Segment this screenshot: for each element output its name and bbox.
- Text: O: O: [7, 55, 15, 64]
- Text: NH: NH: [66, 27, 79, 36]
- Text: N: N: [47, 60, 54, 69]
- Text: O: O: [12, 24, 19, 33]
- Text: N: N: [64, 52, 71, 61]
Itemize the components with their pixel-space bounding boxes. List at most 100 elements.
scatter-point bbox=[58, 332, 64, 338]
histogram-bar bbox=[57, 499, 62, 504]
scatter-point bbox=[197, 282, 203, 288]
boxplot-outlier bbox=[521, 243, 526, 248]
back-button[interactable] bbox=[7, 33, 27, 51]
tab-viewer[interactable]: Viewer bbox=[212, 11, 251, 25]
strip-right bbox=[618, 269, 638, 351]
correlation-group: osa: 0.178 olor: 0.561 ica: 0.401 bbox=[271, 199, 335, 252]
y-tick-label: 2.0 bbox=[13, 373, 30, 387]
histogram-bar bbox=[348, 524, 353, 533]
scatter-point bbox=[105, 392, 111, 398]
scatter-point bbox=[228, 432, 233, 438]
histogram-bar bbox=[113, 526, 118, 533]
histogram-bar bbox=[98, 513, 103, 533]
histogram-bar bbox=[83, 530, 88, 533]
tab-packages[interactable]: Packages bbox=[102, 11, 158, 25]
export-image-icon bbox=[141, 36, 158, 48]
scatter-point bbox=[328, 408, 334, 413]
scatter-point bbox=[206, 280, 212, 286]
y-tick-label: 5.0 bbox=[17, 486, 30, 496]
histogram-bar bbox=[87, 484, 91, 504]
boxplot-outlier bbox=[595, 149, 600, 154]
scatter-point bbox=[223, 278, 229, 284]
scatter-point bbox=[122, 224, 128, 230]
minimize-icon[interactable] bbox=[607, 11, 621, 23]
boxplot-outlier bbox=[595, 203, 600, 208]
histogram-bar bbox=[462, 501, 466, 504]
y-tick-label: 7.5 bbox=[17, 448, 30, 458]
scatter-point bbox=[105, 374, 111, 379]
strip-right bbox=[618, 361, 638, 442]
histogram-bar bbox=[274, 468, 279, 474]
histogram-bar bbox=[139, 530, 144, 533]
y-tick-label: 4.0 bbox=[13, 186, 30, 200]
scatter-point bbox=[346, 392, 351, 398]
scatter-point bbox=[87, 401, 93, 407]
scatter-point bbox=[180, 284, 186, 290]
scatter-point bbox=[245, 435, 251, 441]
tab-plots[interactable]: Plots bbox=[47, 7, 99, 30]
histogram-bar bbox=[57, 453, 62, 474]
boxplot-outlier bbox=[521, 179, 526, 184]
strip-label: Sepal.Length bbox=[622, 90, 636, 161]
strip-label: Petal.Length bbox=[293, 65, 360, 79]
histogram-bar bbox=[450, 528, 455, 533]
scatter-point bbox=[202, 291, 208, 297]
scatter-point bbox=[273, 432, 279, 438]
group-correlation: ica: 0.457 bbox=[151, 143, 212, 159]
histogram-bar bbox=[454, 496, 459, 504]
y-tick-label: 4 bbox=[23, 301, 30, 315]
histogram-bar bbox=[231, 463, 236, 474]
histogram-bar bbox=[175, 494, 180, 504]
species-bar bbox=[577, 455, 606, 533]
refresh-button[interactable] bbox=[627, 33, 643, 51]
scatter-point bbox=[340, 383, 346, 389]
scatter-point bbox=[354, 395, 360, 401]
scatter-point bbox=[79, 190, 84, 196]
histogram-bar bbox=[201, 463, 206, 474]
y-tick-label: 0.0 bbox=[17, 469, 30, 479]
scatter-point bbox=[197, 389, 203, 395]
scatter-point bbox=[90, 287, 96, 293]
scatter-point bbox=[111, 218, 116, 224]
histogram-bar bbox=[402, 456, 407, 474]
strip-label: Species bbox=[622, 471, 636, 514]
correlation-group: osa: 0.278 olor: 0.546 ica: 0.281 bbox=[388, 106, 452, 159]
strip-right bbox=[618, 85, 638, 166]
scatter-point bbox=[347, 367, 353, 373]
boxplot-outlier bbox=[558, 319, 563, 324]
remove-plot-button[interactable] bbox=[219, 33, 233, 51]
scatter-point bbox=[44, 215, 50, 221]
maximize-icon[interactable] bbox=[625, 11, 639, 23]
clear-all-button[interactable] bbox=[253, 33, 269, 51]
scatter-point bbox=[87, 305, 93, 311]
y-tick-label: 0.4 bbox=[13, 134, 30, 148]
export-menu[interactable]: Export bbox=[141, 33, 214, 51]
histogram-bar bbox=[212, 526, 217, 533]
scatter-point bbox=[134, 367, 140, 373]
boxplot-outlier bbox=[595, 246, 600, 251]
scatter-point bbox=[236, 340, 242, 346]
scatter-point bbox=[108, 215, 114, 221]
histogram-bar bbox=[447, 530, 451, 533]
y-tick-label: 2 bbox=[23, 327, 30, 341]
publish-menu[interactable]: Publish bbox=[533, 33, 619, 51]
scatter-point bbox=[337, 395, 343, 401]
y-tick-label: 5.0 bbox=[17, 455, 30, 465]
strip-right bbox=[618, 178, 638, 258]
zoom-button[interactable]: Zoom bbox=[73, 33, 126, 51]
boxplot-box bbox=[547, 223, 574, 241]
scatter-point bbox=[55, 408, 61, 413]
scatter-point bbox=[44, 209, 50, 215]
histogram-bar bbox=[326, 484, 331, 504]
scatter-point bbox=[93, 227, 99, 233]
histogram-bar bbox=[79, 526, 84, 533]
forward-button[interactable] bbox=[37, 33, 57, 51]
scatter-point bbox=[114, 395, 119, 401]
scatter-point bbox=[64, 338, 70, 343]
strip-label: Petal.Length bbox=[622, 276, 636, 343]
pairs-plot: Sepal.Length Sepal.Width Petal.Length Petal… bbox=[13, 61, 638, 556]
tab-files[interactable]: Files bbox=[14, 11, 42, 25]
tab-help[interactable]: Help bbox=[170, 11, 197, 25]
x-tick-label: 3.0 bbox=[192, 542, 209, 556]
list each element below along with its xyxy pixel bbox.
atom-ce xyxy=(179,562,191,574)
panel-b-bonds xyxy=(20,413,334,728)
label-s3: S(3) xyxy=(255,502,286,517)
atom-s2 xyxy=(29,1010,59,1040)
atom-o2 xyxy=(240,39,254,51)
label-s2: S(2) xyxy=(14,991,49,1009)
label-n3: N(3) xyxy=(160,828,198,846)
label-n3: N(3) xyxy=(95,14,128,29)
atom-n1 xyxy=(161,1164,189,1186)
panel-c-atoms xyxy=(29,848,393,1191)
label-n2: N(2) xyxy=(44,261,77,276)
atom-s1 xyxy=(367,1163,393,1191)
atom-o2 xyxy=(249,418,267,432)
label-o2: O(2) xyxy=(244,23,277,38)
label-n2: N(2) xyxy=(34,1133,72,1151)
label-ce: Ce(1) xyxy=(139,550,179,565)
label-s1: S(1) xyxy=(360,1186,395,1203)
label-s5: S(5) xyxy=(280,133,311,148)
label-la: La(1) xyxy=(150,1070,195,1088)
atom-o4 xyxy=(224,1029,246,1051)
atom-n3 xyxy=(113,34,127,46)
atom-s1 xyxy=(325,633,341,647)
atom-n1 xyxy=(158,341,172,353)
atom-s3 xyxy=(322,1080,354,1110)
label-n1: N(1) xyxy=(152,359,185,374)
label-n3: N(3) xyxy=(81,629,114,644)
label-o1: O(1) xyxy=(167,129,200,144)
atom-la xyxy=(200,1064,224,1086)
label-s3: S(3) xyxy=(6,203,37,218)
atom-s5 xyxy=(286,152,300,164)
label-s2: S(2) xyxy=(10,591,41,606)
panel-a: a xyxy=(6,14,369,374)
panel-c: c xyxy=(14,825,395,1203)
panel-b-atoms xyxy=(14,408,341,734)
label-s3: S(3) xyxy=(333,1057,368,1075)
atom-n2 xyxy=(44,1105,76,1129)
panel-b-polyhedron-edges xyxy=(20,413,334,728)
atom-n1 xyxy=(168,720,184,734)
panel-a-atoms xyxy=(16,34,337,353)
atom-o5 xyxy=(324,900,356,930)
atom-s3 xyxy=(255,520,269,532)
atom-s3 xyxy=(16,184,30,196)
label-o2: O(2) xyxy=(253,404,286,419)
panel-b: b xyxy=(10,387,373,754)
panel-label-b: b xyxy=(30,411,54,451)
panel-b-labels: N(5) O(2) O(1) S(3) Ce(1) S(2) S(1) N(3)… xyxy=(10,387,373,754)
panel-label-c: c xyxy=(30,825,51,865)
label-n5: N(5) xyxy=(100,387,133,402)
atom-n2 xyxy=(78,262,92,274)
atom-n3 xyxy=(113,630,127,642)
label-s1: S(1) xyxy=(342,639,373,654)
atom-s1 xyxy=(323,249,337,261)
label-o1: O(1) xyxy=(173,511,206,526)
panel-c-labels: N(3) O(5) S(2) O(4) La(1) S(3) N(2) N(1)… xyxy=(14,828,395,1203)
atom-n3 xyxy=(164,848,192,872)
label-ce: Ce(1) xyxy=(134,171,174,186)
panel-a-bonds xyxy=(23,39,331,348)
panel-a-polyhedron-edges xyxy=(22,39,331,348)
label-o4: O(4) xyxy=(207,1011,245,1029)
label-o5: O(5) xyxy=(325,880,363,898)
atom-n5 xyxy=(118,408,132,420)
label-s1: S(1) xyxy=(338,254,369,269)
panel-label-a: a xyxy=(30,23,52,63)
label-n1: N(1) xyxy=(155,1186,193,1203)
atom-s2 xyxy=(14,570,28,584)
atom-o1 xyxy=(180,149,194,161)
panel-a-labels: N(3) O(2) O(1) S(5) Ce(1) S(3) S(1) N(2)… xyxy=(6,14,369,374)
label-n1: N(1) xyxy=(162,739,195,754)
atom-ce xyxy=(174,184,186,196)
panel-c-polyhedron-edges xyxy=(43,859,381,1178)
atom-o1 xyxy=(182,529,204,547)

(Description of the task): Rewrite everything from the start of the listing down to the line containing "histogram-bar bbox=[57, 499, 62, 504]", replacing "Itemize" with "Enumerate" and leaving all else unchanged.

(Final result):
Segment this screenshot: for each element output its name and bbox.
- Text: O: O: [7, 55, 15, 64]
- Text: NH: NH: [66, 27, 79, 36]
- Text: N: N: [47, 60, 54, 69]
- Text: O: O: [12, 24, 19, 33]
- Text: N: N: [64, 52, 71, 61]
Enumerate the components with their pixel-space bounding boxes. List at most 100 elements.
scatter-point bbox=[58, 332, 64, 338]
histogram-bar bbox=[57, 499, 62, 504]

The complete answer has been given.